• **Short task**: Could you repeat the records below exactly, leaving out any pictures?

• **Records supplied**:
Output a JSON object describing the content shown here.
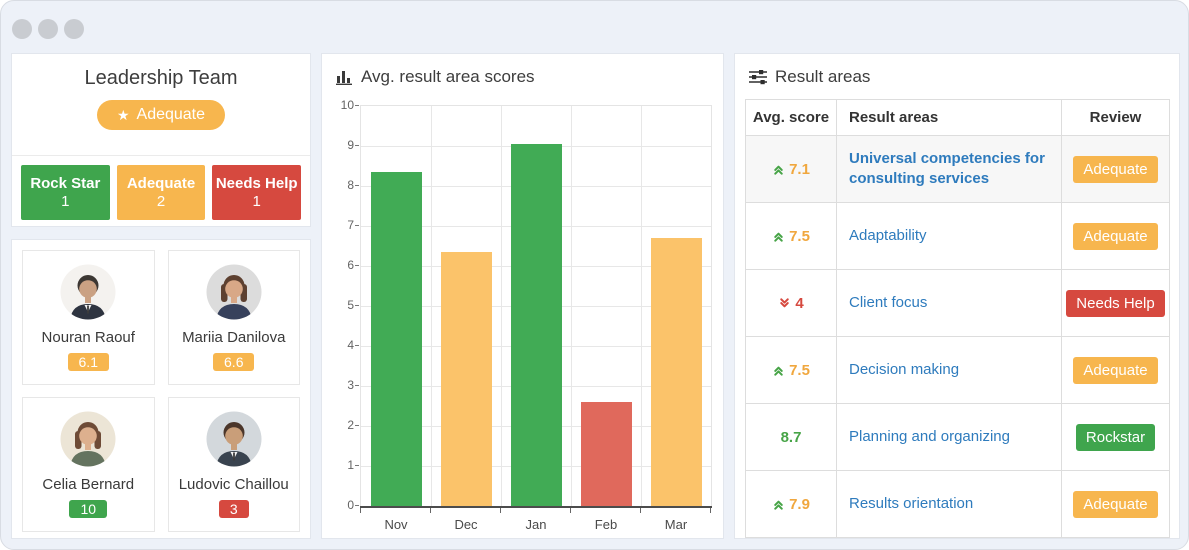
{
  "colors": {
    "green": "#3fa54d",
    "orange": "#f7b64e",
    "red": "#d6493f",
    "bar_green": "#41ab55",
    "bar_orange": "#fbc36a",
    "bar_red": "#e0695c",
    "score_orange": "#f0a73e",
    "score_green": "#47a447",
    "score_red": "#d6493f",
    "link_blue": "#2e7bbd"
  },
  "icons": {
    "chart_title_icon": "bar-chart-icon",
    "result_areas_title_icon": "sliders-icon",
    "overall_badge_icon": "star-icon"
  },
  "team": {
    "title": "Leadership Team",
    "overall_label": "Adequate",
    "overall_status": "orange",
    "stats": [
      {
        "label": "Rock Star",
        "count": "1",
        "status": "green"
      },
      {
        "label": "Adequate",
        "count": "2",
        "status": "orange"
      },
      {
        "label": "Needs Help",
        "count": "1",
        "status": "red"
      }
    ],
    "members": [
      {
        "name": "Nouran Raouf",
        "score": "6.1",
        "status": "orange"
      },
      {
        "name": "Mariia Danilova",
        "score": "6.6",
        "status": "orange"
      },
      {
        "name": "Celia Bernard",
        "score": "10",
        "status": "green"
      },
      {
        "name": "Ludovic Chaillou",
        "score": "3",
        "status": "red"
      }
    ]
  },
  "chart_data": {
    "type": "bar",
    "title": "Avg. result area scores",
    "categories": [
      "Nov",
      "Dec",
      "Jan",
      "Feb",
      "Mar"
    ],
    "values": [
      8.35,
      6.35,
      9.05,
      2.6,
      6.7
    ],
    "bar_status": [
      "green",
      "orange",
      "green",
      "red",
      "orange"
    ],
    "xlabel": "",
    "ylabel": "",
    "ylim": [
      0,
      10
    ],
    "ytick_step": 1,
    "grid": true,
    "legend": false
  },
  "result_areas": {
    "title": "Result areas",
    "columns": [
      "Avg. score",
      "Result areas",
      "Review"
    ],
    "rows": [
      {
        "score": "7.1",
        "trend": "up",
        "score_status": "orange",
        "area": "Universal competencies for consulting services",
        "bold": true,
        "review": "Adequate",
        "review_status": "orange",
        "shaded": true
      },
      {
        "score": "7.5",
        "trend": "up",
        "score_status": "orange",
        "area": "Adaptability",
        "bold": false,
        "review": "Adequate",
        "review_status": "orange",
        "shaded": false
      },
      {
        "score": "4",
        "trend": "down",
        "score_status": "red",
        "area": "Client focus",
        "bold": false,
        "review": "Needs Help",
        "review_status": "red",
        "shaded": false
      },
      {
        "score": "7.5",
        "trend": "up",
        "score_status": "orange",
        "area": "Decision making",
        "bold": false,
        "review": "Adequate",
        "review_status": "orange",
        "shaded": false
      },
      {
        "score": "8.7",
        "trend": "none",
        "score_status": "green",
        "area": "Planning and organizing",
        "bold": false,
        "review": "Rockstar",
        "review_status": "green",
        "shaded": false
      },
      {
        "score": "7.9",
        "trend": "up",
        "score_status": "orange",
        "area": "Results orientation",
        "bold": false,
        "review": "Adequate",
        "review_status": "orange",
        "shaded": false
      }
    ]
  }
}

• **Answer to the problem**:
Output a JSON object describing the content shown here.
{
  "colors": {
    "green": "#3fa54d",
    "orange": "#f7b64e",
    "red": "#d6493f",
    "bar_green": "#41ab55",
    "bar_orange": "#fbc36a",
    "bar_red": "#e0695c",
    "score_orange": "#f0a73e",
    "score_green": "#47a447",
    "score_red": "#d6493f",
    "link_blue": "#2e7bbd"
  },
  "icons": {
    "chart_title_icon": "bar-chart-icon",
    "result_areas_title_icon": "sliders-icon",
    "overall_badge_icon": "star-icon"
  },
  "team": {
    "title": "Leadership Team",
    "overall_label": "Adequate",
    "overall_status": "orange",
    "stats": [
      {
        "label": "Rock Star",
        "count": "1",
        "status": "green"
      },
      {
        "label": "Adequate",
        "count": "2",
        "status": "orange"
      },
      {
        "label": "Needs Help",
        "count": "1",
        "status": "red"
      }
    ],
    "members": [
      {
        "name": "Nouran Raouf",
        "score": "6.1",
        "status": "orange"
      },
      {
        "name": "Mariia Danilova",
        "score": "6.6",
        "status": "orange"
      },
      {
        "name": "Celia Bernard",
        "score": "10",
        "status": "green"
      },
      {
        "name": "Ludovic Chaillou",
        "score": "3",
        "status": "red"
      }
    ]
  },
  "chart_data": {
    "type": "bar",
    "title": "Avg. result area scores",
    "categories": [
      "Nov",
      "Dec",
      "Jan",
      "Feb",
      "Mar"
    ],
    "values": [
      8.35,
      6.35,
      9.05,
      2.6,
      6.7
    ],
    "bar_status": [
      "green",
      "orange",
      "green",
      "red",
      "orange"
    ],
    "xlabel": "",
    "ylabel": "",
    "ylim": [
      0,
      10
    ],
    "ytick_step": 1,
    "grid": true,
    "legend": false
  },
  "result_areas": {
    "title": "Result areas",
    "columns": [
      "Avg. score",
      "Result areas",
      "Review"
    ],
    "rows": [
      {
        "score": "7.1",
        "trend": "up",
        "score_status": "orange",
        "area": "Universal competencies for consulting services",
        "bold": true,
        "review": "Adequate",
        "review_status": "orange",
        "shaded": true
      },
      {
        "score": "7.5",
        "trend": "up",
        "score_status": "orange",
        "area": "Adaptability",
        "bold": false,
        "review": "Adequate",
        "review_status": "orange",
        "shaded": false
      },
      {
        "score": "4",
        "trend": "down",
        "score_status": "red",
        "area": "Client focus",
        "bold": false,
        "review": "Needs Help",
        "review_status": "red",
        "shaded": false
      },
      {
        "score": "7.5",
        "trend": "up",
        "score_status": "orange",
        "area": "Decision making",
        "bold": false,
        "review": "Adequate",
        "review_status": "orange",
        "shaded": false
      },
      {
        "score": "8.7",
        "trend": "none",
        "score_status": "green",
        "area": "Planning and organizing",
        "bold": false,
        "review": "Rockstar",
        "review_status": "green",
        "shaded": false
      },
      {
        "score": "7.9",
        "trend": "up",
        "score_status": "orange",
        "area": "Results orientation",
        "bold": false,
        "review": "Adequate",
        "review_status": "orange",
        "shaded": false
      }
    ]
  }
}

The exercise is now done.